■ INSTRUCTIONS TO FOLLOW: Copy the data that follows, character for character, minus the pictures.

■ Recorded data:
*****
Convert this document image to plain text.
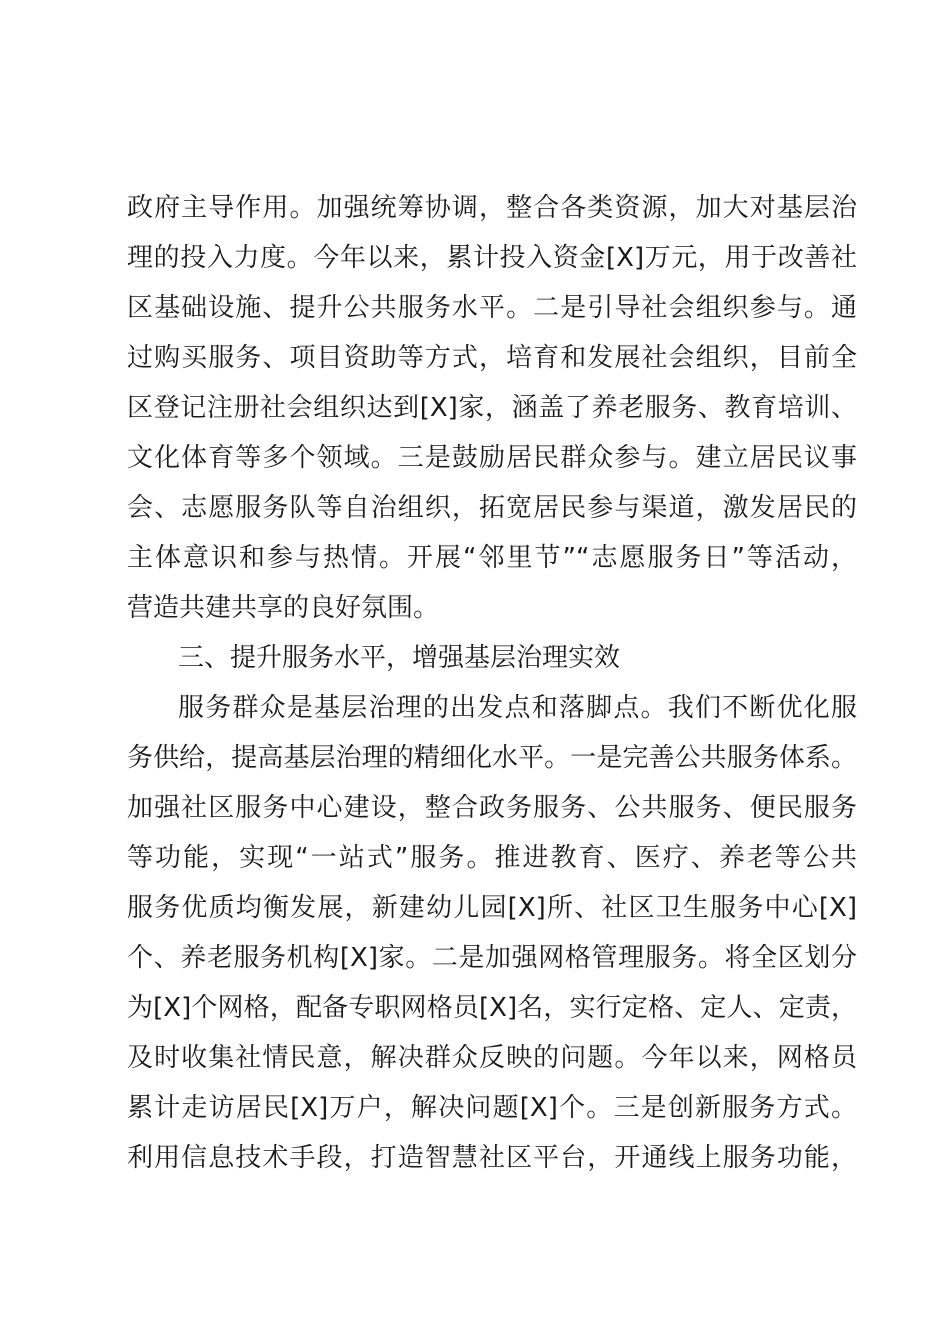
政府主导作用。加强统筹协调，整合各类资源，加大对基层治
理的投入力度。今年以来，累计投入资金[X]万元，用于改善社
区基础设施、提升公共服务水平。二是引导社会组织参与。通
过购买服务、项目资助等方式，培育和发展社会组织，目前全
区登记注册社会组织达到[X]家，涵盖了养老服务、教育培训、
文化体育等多个领域。三是鼓励居民群众参与。建立居民议事
会、志愿服务队等自治组织，拓宽居民参与渠道，激发居民的
主体意识和参与热情。开展“邻里节”“志愿服务日”等活动，
营造共建共享的良好氛围。
三、提升服务水平，增强基层治理实效
服务群众是基层治理的出发点和落脚点。我们不断优化服
务供给，提高基层治理的精细化水平。一是完善公共服务体系。
加强社区服务中心建设，整合政务服务、公共服务、便民服务
等功能，实现“一站式”服务。推进教育、医疗、养老等公共
服务优质均衡发展，新建幼儿园[X]所、社区卫生服务中心[X]
个、养老服务机构[X]家。二是加强网格管理服务。将全区划分
为[X]个网格，配备专职网格员[X]名，实行定格、定人、定责，
及时收集社情民意，解决群众反映的问题。今年以来，网格员
累计走访居民[X]万户，解决问题[X]个。三是创新服务方式。
利用信息技术手段，打造智慧社区平台，开通线上服务功能，
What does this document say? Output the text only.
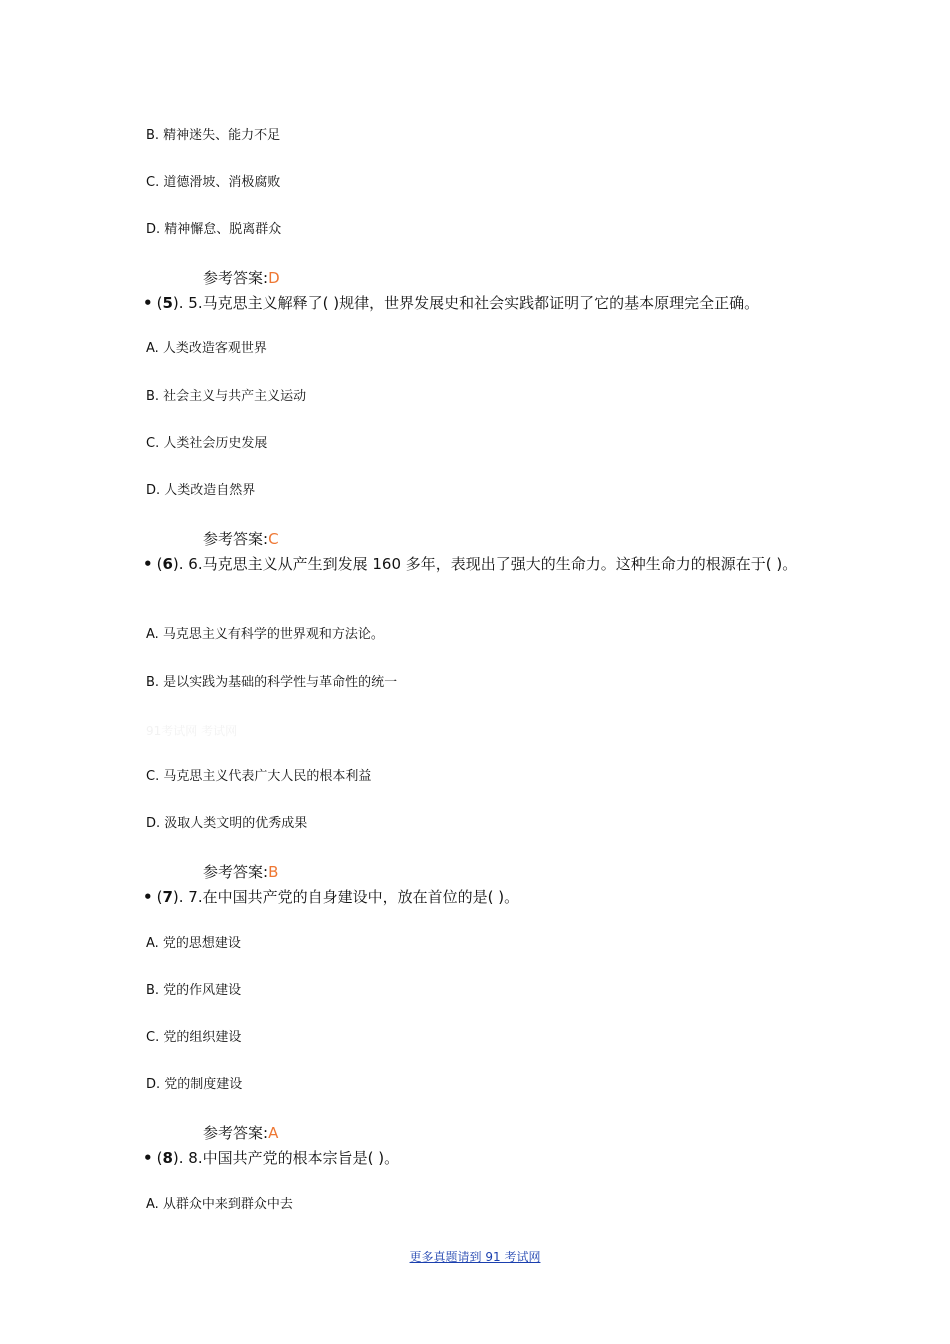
B. 精神迷失、能力不足
C. 道德滑坡、消极腐败
D. 精神懈怠、脱离群众
参考答案:D
• (5). 5.马克思主义解释了( )规律，世界发展史和社会实践都证明了它的基本原理完全正确。
A. 人类改造客观世界
B. 社会主义与共产主义运动
C. 人类社会历史发展
D. 人类改造自然界
参考答案:C
• (6). 6.马克思主义从产生到发展 160 多年，表现出了强大的生命力。这种生命力的根源在于( )。
A. 马克思主义有科学的世界观和方法论。
B. 是以实践为基础的科学性与革命性的统一
91考试网 考试网
C. 马克思主义代表广大人民的根本利益
D. 汲取人类文明的优秀成果
参考答案:B
• (7). 7.在中国共产党的自身建设中，放在首位的是( )。
A. 党的思想建设
B. 党的作风建设
C. 党的组织建设
D. 党的制度建设
参考答案:A
• (8). 8.中国共产党的根本宗旨是( )。
A. 从群众中来到群众中去
更多真题请到 91 考试网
*****
■ WRITTEN SOLUTION:
Convert this document image to plain text.
政府主导作用。加强统筹协调，整合各类资源，加大对基层治
理的投入力度。今年以来，累计投入资金[X]万元，用于改善社
区基础设施、提升公共服务水平。二是引导社会组织参与。通
过购买服务、项目资助等方式，培育和发展社会组织，目前全
区登记注册社会组织达到[X]家，涵盖了养老服务、教育培训、
文化体育等多个领域。三是鼓励居民群众参与。建立居民议事
会、志愿服务队等自治组织，拓宽居民参与渠道，激发居民的
主体意识和参与热情。开展“邻里节”“志愿服务日”等活动，
营造共建共享的良好氛围。
三、提升服务水平，增强基层治理实效
服务群众是基层治理的出发点和落脚点。我们不断优化服
务供给，提高基层治理的精细化水平。一是完善公共服务体系。
加强社区服务中心建设，整合政务服务、公共服务、便民服务
等功能，实现“一站式”服务。推进教育、医疗、养老等公共
服务优质均衡发展，新建幼儿园[X]所、社区卫生服务中心[X]
个、养老服务机构[X]家。二是加强网格管理服务。将全区划分
为[X]个网格，配备专职网格员[X]名，实行定格、定人、定责，
及时收集社情民意，解决群众反映的问题。今年以来，网格员
累计走访居民[X]万户，解决问题[X]个。三是创新服务方式。
利用信息技术手段，打造智慧社区平台，开通线上服务功能，
What does this document say? Output the text only.
B. 精神迷失、能力不足
C. 道德滑坡、消极腐败
D. 精神懈怠、脱离群众
参考答案:D
• (5). 5.马克思主义解释了( )规律，世界发展史和社会实践都证明了它的基本原理完全正确。
A. 人类改造客观世界
B. 社会主义与共产主义运动
C. 人类社会历史发展
D. 人类改造自然界
参考答案:C
• (6). 6.马克思主义从产生到发展 160 多年，表现出了强大的生命力。这种生命力的根源在于( )。
A. 马克思主义有科学的世界观和方法论。
B. 是以实践为基础的科学性与革命性的统一
91考试网 考试网
C. 马克思主义代表广大人民的根本利益
D. 汲取人类文明的优秀成果
参考答案:B
• (7). 7.在中国共产党的自身建设中，放在首位的是( )。
A. 党的思想建设
B. 党的作风建设
C. 党的组织建设
D. 党的制度建设
参考答案:A
• (8). 8.中国共产党的根本宗旨是( )。
A. 从群众中来到群众中去
更多真题请到 91 考试网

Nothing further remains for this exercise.